Below are some entries. Output each one exactly as it appears.
[start]
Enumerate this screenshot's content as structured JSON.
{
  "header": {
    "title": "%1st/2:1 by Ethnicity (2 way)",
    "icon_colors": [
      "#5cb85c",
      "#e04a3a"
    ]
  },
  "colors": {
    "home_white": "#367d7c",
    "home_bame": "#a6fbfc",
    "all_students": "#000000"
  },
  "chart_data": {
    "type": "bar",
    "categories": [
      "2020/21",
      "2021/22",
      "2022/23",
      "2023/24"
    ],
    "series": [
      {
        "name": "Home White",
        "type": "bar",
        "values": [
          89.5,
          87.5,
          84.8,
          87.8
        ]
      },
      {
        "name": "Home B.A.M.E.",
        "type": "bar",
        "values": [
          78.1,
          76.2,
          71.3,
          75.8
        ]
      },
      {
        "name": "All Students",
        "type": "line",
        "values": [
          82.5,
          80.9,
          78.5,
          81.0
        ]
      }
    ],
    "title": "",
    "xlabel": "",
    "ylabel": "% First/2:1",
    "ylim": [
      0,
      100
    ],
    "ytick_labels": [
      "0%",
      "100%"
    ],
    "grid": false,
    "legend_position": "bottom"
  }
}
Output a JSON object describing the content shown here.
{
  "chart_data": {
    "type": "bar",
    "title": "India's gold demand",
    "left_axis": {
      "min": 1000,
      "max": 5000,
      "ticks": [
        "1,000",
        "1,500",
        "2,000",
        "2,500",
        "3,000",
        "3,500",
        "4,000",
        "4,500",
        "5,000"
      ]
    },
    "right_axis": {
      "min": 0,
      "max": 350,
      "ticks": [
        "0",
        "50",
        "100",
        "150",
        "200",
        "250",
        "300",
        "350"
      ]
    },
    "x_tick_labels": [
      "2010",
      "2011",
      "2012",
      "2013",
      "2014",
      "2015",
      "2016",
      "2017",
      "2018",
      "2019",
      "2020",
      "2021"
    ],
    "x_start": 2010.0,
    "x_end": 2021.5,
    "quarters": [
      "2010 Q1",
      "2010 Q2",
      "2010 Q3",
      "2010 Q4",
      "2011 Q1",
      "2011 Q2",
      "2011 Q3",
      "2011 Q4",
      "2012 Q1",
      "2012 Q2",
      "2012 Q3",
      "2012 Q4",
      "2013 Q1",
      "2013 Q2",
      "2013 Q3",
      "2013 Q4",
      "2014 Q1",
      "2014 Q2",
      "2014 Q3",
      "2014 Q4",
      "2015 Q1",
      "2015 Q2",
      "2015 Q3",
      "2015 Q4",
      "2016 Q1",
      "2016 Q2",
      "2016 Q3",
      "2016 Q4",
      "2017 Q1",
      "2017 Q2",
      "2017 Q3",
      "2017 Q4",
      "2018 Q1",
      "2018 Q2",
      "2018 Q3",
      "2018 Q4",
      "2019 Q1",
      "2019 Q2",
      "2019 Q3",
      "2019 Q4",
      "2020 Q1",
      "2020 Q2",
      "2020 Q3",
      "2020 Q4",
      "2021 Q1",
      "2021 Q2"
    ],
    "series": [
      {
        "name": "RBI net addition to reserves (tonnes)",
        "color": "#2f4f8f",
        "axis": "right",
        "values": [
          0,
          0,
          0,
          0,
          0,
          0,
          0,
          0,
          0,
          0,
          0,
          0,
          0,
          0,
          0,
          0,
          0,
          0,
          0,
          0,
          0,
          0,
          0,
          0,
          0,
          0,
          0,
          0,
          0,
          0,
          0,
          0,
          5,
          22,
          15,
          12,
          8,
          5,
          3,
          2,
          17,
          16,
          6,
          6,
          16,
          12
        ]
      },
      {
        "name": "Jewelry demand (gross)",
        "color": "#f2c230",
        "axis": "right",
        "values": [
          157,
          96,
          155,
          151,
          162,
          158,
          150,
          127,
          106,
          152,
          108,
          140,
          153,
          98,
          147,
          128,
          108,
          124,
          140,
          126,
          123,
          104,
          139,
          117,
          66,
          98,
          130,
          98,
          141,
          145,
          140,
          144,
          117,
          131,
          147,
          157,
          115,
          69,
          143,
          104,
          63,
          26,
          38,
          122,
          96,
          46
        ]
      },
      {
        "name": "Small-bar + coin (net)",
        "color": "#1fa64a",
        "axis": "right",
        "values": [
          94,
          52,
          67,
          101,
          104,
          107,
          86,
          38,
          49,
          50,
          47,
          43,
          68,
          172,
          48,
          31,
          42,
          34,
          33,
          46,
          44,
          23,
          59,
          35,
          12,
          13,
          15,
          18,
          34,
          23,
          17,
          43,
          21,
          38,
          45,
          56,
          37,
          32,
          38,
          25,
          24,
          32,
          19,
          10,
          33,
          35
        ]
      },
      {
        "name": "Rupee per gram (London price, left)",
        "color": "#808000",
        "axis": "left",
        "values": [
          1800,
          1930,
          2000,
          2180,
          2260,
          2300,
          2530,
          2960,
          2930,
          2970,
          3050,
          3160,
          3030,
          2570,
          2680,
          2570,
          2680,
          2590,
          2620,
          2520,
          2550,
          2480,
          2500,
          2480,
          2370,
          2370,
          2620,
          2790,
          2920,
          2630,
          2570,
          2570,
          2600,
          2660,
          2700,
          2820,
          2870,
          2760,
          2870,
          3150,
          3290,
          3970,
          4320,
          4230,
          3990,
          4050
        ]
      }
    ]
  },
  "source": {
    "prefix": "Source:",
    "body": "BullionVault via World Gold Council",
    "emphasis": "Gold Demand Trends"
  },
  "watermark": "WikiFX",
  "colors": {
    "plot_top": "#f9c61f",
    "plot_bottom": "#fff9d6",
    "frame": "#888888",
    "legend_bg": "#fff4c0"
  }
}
[end]
> **Answer to this exercise**:
Enumerate this screenshot's content as structured JSON.
{
  "header": {
    "title": "%1st/2:1 by Ethnicity (2 way)",
    "icon_colors": [
      "#5cb85c",
      "#e04a3a"
    ]
  },
  "colors": {
    "home_white": "#367d7c",
    "home_bame": "#a6fbfc",
    "all_students": "#000000"
  },
  "chart_data": {
    "type": "bar",
    "categories": [
      "2020/21",
      "2021/22",
      "2022/23",
      "2023/24"
    ],
    "series": [
      {
        "name": "Home White",
        "type": "bar",
        "values": [
          89.5,
          87.5,
          84.8,
          87.8
        ]
      },
      {
        "name": "Home B.A.M.E.",
        "type": "bar",
        "values": [
          78.1,
          76.2,
          71.3,
          75.8
        ]
      },
      {
        "name": "All Students",
        "type": "line",
        "values": [
          82.5,
          80.9,
          78.5,
          81.0
        ]
      }
    ],
    "title": "",
    "xlabel": "",
    "ylabel": "% First/2:1",
    "ylim": [
      0,
      100
    ],
    "ytick_labels": [
      "0%",
      "100%"
    ],
    "grid": false,
    "legend_position": "bottom"
  }
}
Output a JSON object describing the content shown here.
{
  "chart_data": {
    "type": "bar",
    "title": "India's gold demand",
    "left_axis": {
      "min": 1000,
      "max": 5000,
      "ticks": [
        "1,000",
        "1,500",
        "2,000",
        "2,500",
        "3,000",
        "3,500",
        "4,000",
        "4,500",
        "5,000"
      ]
    },
    "right_axis": {
      "min": 0,
      "max": 350,
      "ticks": [
        "0",
        "50",
        "100",
        "150",
        "200",
        "250",
        "300",
        "350"
      ]
    },
    "x_tick_labels": [
      "2010",
      "2011",
      "2012",
      "2013",
      "2014",
      "2015",
      "2016",
      "2017",
      "2018",
      "2019",
      "2020",
      "2021"
    ],
    "x_start": 2010.0,
    "x_end": 2021.5,
    "quarters": [
      "2010 Q1",
      "2010 Q2",
      "2010 Q3",
      "2010 Q4",
      "2011 Q1",
      "2011 Q2",
      "2011 Q3",
      "2011 Q4",
      "2012 Q1",
      "2012 Q2",
      "2012 Q3",
      "2012 Q4",
      "2013 Q1",
      "2013 Q2",
      "2013 Q3",
      "2013 Q4",
      "2014 Q1",
      "2014 Q2",
      "2014 Q3",
      "2014 Q4",
      "2015 Q1",
      "2015 Q2",
      "2015 Q3",
      "2015 Q4",
      "2016 Q1",
      "2016 Q2",
      "2016 Q3",
      "2016 Q4",
      "2017 Q1",
      "2017 Q2",
      "2017 Q3",
      "2017 Q4",
      "2018 Q1",
      "2018 Q2",
      "2018 Q3",
      "2018 Q4",
      "2019 Q1",
      "2019 Q2",
      "2019 Q3",
      "2019 Q4",
      "2020 Q1",
      "2020 Q2",
      "2020 Q3",
      "2020 Q4",
      "2021 Q1",
      "2021 Q2"
    ],
    "series": [
      {
        "name": "RBI net addition to reserves (tonnes)",
        "color": "#2f4f8f",
        "axis": "right",
        "values": [
          0,
          0,
          0,
          0,
          0,
          0,
          0,
          0,
          0,
          0,
          0,
          0,
          0,
          0,
          0,
          0,
          0,
          0,
          0,
          0,
          0,
          0,
          0,
          0,
          0,
          0,
          0,
          0,
          0,
          0,
          0,
          0,
          5,
          22,
          15,
          12,
          8,
          5,
          3,
          2,
          17,
          16,
          6,
          6,
          16,
          12
        ]
      },
      {
        "name": "Jewelry demand (gross)",
        "color": "#f2c230",
        "axis": "right",
        "values": [
          157,
          96,
          155,
          151,
          162,
          158,
          150,
          127,
          106,
          152,
          108,
          140,
          153,
          98,
          147,
          128,
          108,
          124,
          140,
          126,
          123,
          104,
          139,
          117,
          66,
          98,
          130,
          98,
          141,
          145,
          140,
          144,
          117,
          131,
          147,
          157,
          115,
          69,
          143,
          104,
          63,
          26,
          38,
          122,
          96,
          46
        ]
      },
      {
        "name": "Small-bar + coin (net)",
        "color": "#1fa64a",
        "axis": "right",
        "values": [
          94,
          52,
          67,
          101,
          104,
          107,
          86,
          38,
          49,
          50,
          47,
          43,
          68,
          172,
          48,
          31,
          42,
          34,
          33,
          46,
          44,
          23,
          59,
          35,
          12,
          13,
          15,
          18,
          34,
          23,
          17,
          43,
          21,
          38,
          45,
          56,
          37,
          32,
          38,
          25,
          24,
          32,
          19,
          10,
          33,
          35
        ]
      },
      {
        "name": "Rupee per gram (London price, left)",
        "color": "#808000",
        "axis": "left",
        "values": [
          1800,
          1930,
          2000,
          2180,
          2260,
          2300,
          2530,
          2960,
          2930,
          2970,
          3050,
          3160,
          3030,
          2570,
          2680,
          2570,
          2680,
          2590,
          2620,
          2520,
          2550,
          2480,
          2500,
          2480,
          2370,
          2370,
          2620,
          2790,
          2920,
          2630,
          2570,
          2570,
          2600,
          2660,
          2700,
          2820,
          2870,
          2760,
          2870,
          3150,
          3290,
          3970,
          4320,
          4230,
          3990,
          4050
        ]
      }
    ]
  },
  "source": {
    "prefix": "Source:",
    "body": "BullionVault via World Gold Council",
    "emphasis": "Gold Demand Trends"
  },
  "watermark": "WikiFX",
  "colors": {
    "plot_top": "#f9c61f",
    "plot_bottom": "#fff9d6",
    "frame": "#888888",
    "legend_bg": "#fff4c0"
  }
}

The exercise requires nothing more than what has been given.